STATED GOAL:
Check every line below for the word "будешь" and copy each one that has it.

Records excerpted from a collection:
——————————

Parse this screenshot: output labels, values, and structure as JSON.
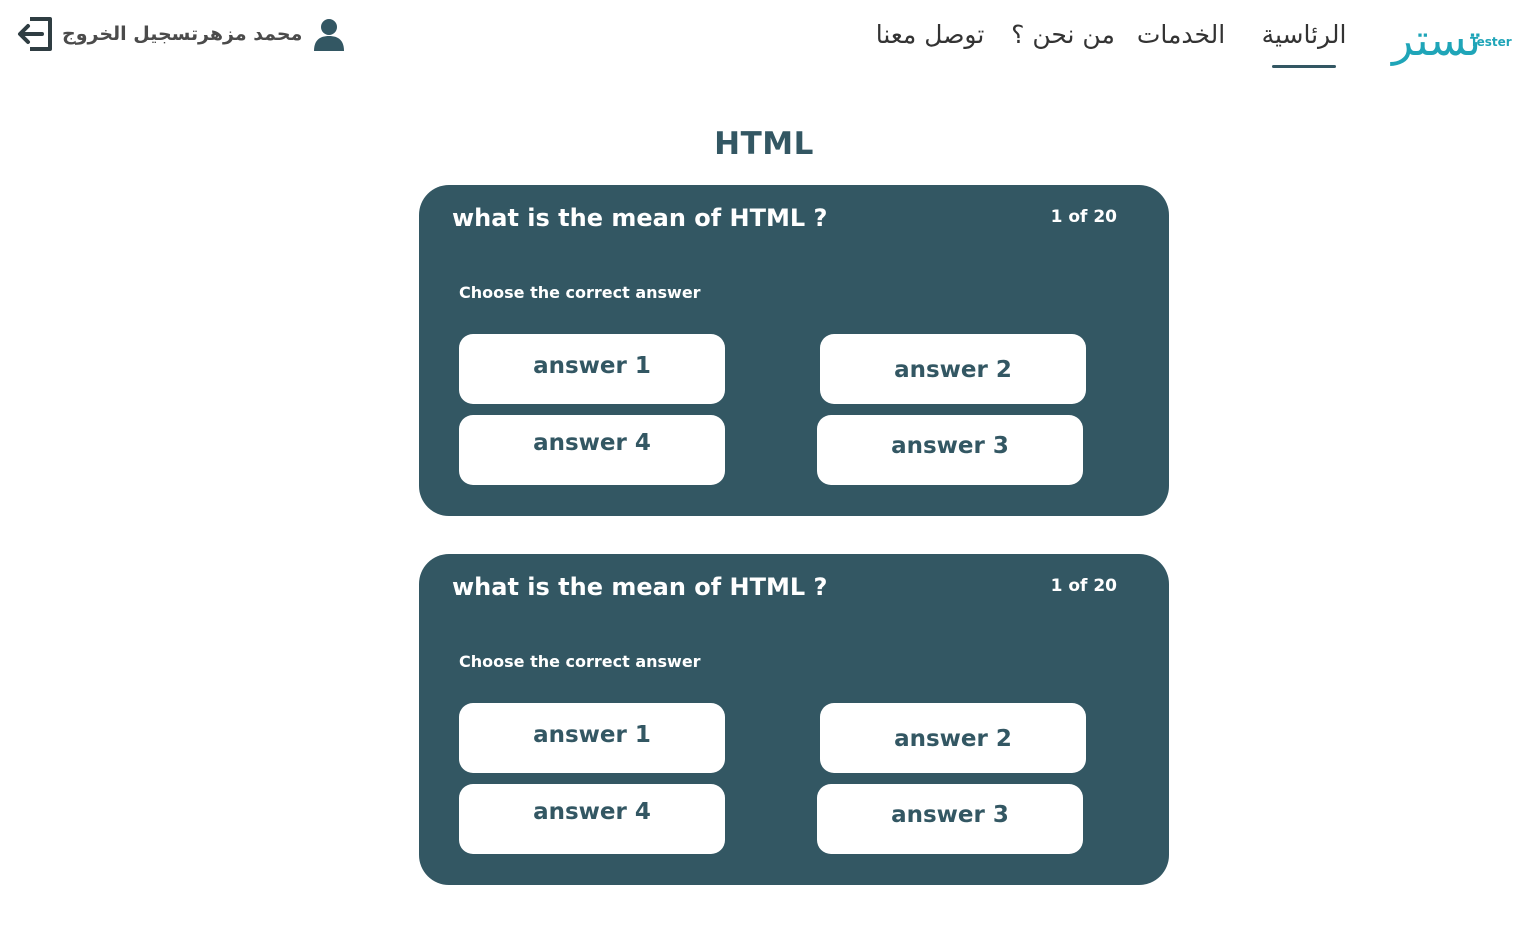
{
  "header": {
    "logout_label": "تسجيل الخروج",
    "user_name": "محمد مزهر",
    "nav": {
      "home": "الرئاسية",
      "services": "الخدمات",
      "about": "من نحن ؟",
      "contact": "توصل معنا"
    },
    "logo": {
      "arabic": "تستر",
      "english": "Tester"
    }
  },
  "page_title": "HTML",
  "quiz_cards": [
    {
      "question": "what is the mean of HTML ?",
      "counter": "1 of 20",
      "instruction": "Choose the correct answer",
      "answers": [
        "answer 1",
        "answer 2",
        "answer 3",
        "answer 4"
      ]
    },
    {
      "question": "what is the mean of HTML ?",
      "counter": "1 of 20",
      "instruction": "Choose the correct answer",
      "answers": [
        "answer 1",
        "answer 2",
        "answer 3",
        "answer 4"
      ]
    }
  ],
  "colors": {
    "primary": "#335763",
    "logo": "#1fa5b8",
    "nav_text": "#333333",
    "background": "#ffffff"
  },
  "icons": {
    "logout": "logout-arrow-icon",
    "user": "user-avatar-icon"
  }
}
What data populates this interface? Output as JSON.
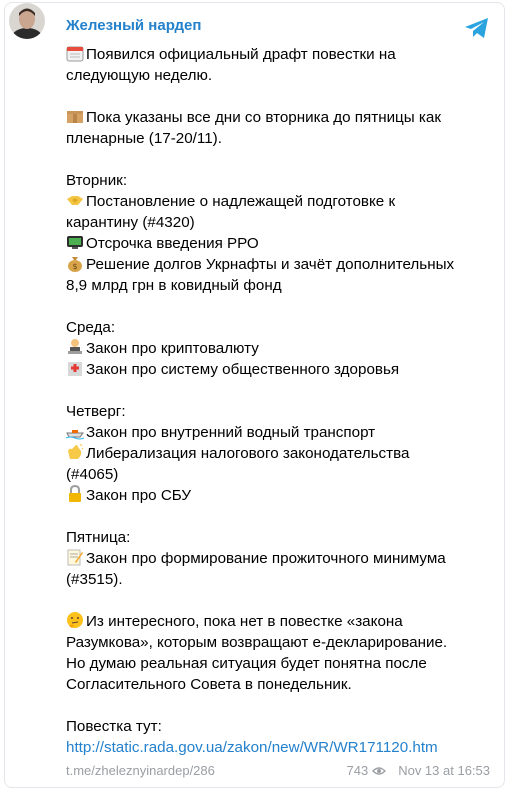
{
  "header": {
    "channel_name": "Железный нардеп"
  },
  "post": {
    "p1": [
      "Появился официальный драфт повестки на",
      "следующую неделю."
    ],
    "p2": [
      "Пока указаны все дни со вторника до пятницы как",
      "пленарные (17-20/11)."
    ],
    "tuesday": {
      "title": "Вторник:",
      "items": [
        "Постановление о надлежащей подготовке к",
        "карантину (#4320)",
        "Отсрочка введения РРО",
        "Решение долгов Укрнафты и зачёт дополнительных",
        "8,9 млрд грн в ковидный фонд"
      ]
    },
    "wednesday": {
      "title": "Среда:",
      "items": [
        "Закон про криптовалюту",
        "Закон про систему общественного здоровья"
      ]
    },
    "thursday": {
      "title": "Четверг:",
      "items": [
        "Закон про внутренний водный транспорт",
        "Либерализация налогового законодательства",
        "(#4065)",
        "Закон про СБУ"
      ]
    },
    "friday": {
      "title": "Пятница:",
      "items": [
        "Закон про формирование прожиточного минимума",
        "(#3515)."
      ]
    },
    "p3": [
      "Из интересного, пока нет в повестке «закона",
      "Разумкова», которым возвращают е-декларирование.",
      "Но думаю реальная ситуация будет понятна после",
      "Согласительного Совета в понедельник."
    ],
    "agenda_label": "Повестка тут:",
    "agenda_url": "http://static.rada.gov.ua/zakon/new/WR/WR171120.htm"
  },
  "footer": {
    "permalink": "t.me/zheleznyinardep/286",
    "views": "743",
    "date": "Nov 13 at 16:53"
  },
  "colors": {
    "link": "#2481cc",
    "muted": "#9a9ea3",
    "telegram_blue": "#2aa3df"
  }
}
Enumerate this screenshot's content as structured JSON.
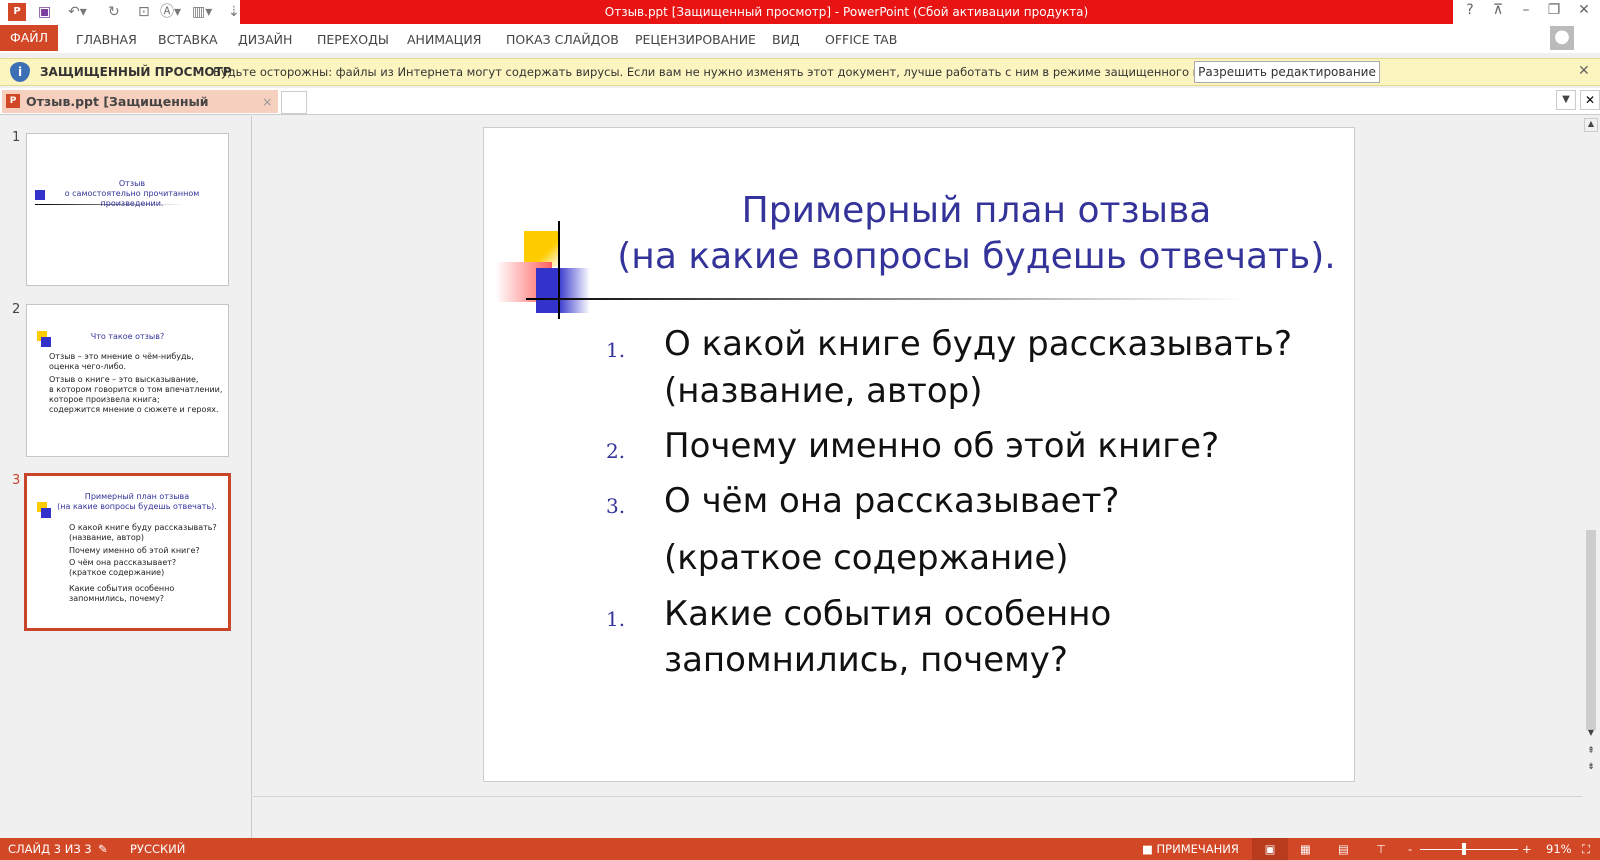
{
  "window": {
    "title": "Отзыв.ppt [Защищенный просмотр] -  PowerPoint (Сбой активации продукта)"
  },
  "ribbon": {
    "tabs": [
      "ФАЙЛ",
      "ГЛАВНАЯ",
      "ВСТАВКА",
      "ДИЗАЙН",
      "ПЕРЕХОДЫ",
      "АНИМАЦИЯ",
      "ПОКАЗ СЛАЙДОВ",
      "РЕЦЕНЗИРОВАНИЕ",
      "ВИД",
      "OFFICE TAB"
    ]
  },
  "warning": {
    "title": "ЗАЩИЩЕННЫЙ ПРОСМОТР",
    "message": "Будьте осторожны: файлы из Интернета могут содержать вирусы. Если вам не нужно изменять этот документ, лучше работать с ним в режиме защищенного просмотра.",
    "button": "Разрешить редактирование"
  },
  "doc_tab": {
    "label": "Отзыв.ppt [Защищенный просмотр]"
  },
  "thumbnails": [
    {
      "num": "1",
      "title": "Отзыв\nо самостоятельно прочитанном\nпроизведении."
    },
    {
      "num": "2",
      "title": "Что такое отзыв?",
      "items": [
        "Отзыв – это мнение о чём-нибудь, оценка чего-либо.",
        "Отзыв о книге – это высказывание,\nв котором говорится о том впечатлении, которое произвела книга;\nсодержится мнение о сюжете и героях."
      ]
    },
    {
      "num": "3",
      "title": "Примерный план отзыва\n(на какие вопросы будешь отвечать).",
      "items": [
        "О какой книге буду рассказывать? (название, автор)",
        "Почему именно об этой книге?",
        "О чём она рассказывает?\n(краткое содержание)",
        "Какие события особенно запомнились, почему?"
      ]
    }
  ],
  "slide": {
    "title_line1": "Примерный план отзыва",
    "title_line2": "(на какие вопросы будешь отвечать).",
    "items": [
      {
        "num": "1.",
        "lines": [
          "О какой книге буду рассказывать?",
          "(название, автор)"
        ]
      },
      {
        "num": "2.",
        "lines": [
          "Почему именно об этой книге?"
        ]
      },
      {
        "num": "3.",
        "lines": [
          "О чём она рассказывает?"
        ]
      },
      {
        "num": "",
        "lines": [
          "(краткое содержание)"
        ]
      },
      {
        "num": "1.",
        "lines": [
          "Какие события особенно",
          "запомнились, почему?"
        ]
      }
    ]
  },
  "status": {
    "slide": "СЛАЙД 3 ИЗ 3",
    "language": "РУССКИЙ",
    "notes": "ПРИМЕЧАНИЯ",
    "zoom": "91%",
    "zoom_minus": "-",
    "zoom_plus": "+"
  },
  "colors": {
    "accent": "#d24726",
    "title_red": "#e81414",
    "slide_title": "#333399"
  }
}
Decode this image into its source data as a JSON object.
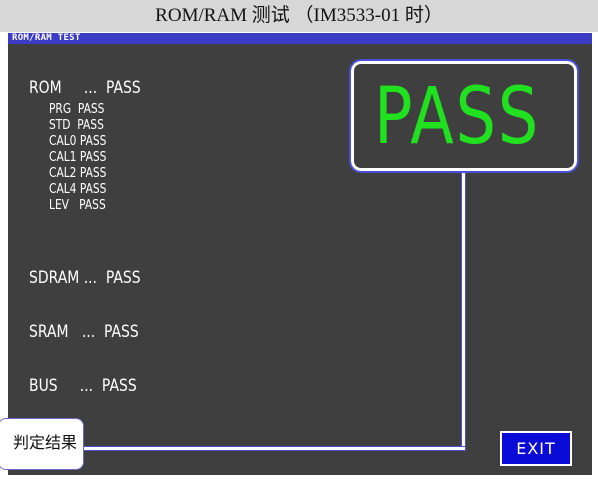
{
  "caption": "ROM/RAM 测试 （IM3533-01 时）",
  "screen_title": "ROM/RAM TEST",
  "results": {
    "rom": "ROM     ...  PASS",
    "rom_items": [
      "PRG  PASS",
      "STD  PASS",
      "CAL0 PASS",
      "CAL1 PASS",
      "CAL2 PASS",
      "CAL4 PASS",
      "LEV   PASS"
    ],
    "sdram": "SDRAM ...  PASS",
    "sram": "SRAM   ...  PASS",
    "bus": "BUS     ...  PASS"
  },
  "judgement": {
    "value": "PASS",
    "color": "#20e020"
  },
  "callout": "判定结果",
  "exit_label": "EXIT",
  "colors": {
    "screen_bg": "#3f3f3f",
    "title_bar": "#3b3bc6",
    "button": "#0b0bd8",
    "accent_outline": "#4d4dd6"
  }
}
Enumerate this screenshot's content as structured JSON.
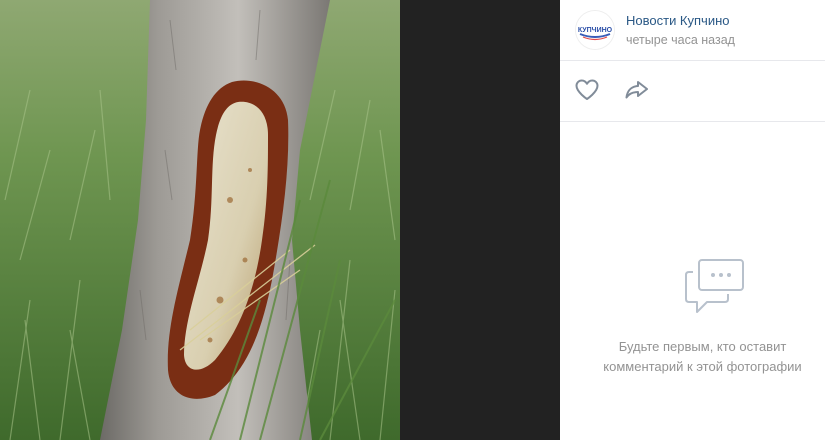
{
  "post": {
    "author_name": "Новости Купчино",
    "time": "четыре часа назад",
    "avatar_text": "КУПЧИНО"
  },
  "actions": {
    "like_icon": "heart-icon",
    "share_icon": "share-arrow-icon"
  },
  "comments": {
    "empty_icon": "comment-bubble-icon",
    "empty_line1": "Будьте первым, кто оставит",
    "empty_line2": "комментарий к этой фотографии"
  },
  "colors": {
    "link": "#2a5885",
    "muted": "#939393",
    "divider": "#e7e8ec",
    "icon": "#818c99"
  }
}
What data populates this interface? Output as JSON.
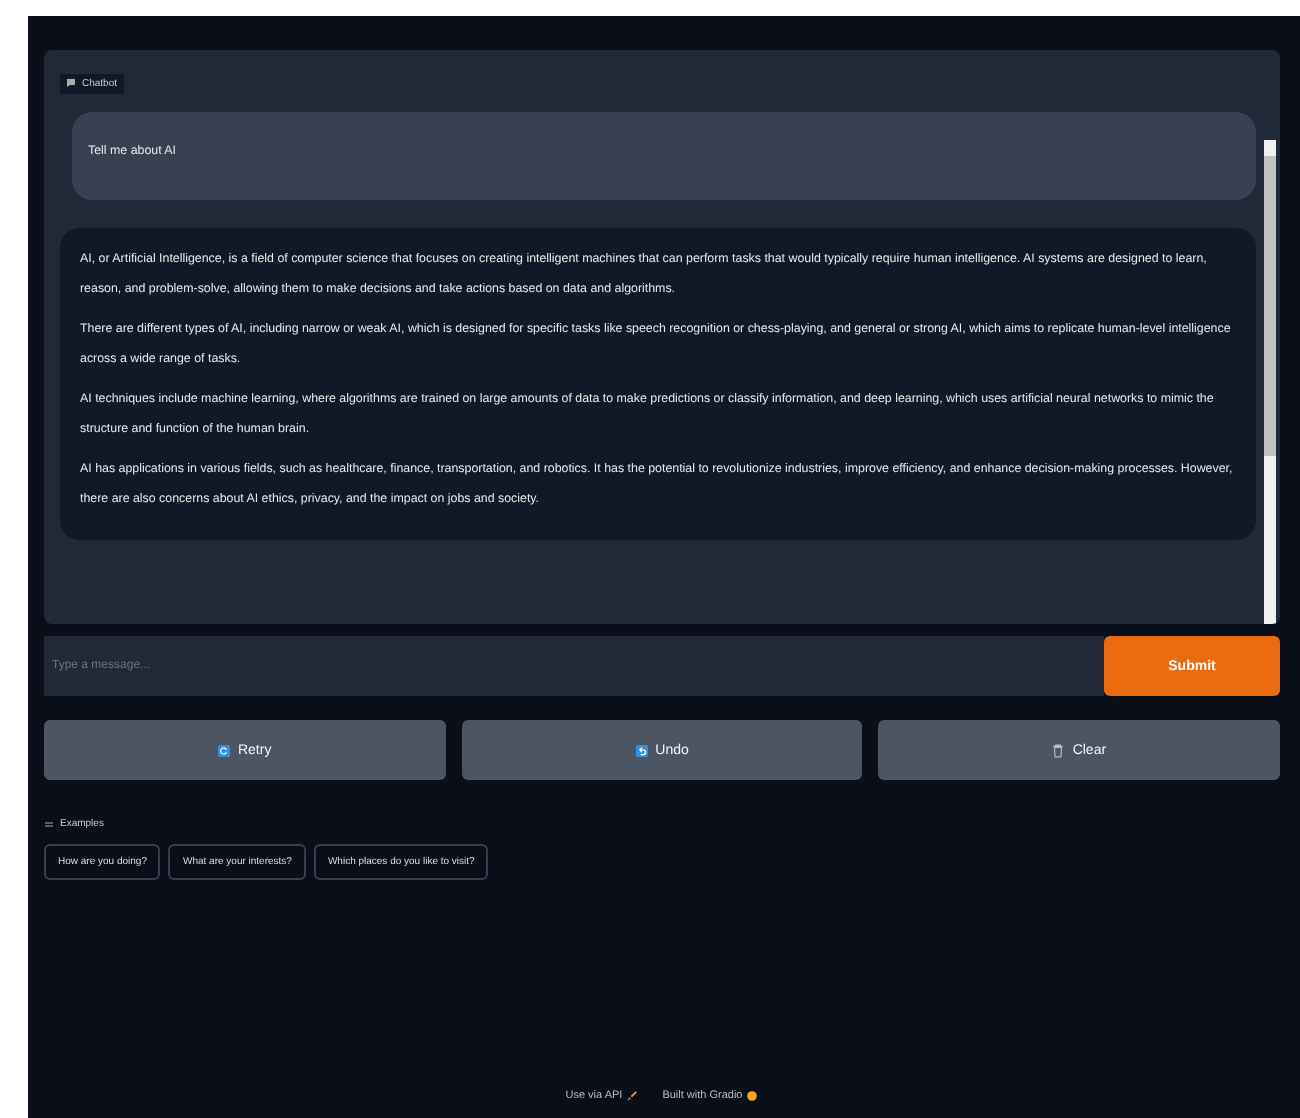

——————————

THE SOLUTION:
      "title": "Примерный план отзыва\n(на какие вопросы будешь отвечать).",
    "title_line2": "(на какие вопросы будешь отвечать).",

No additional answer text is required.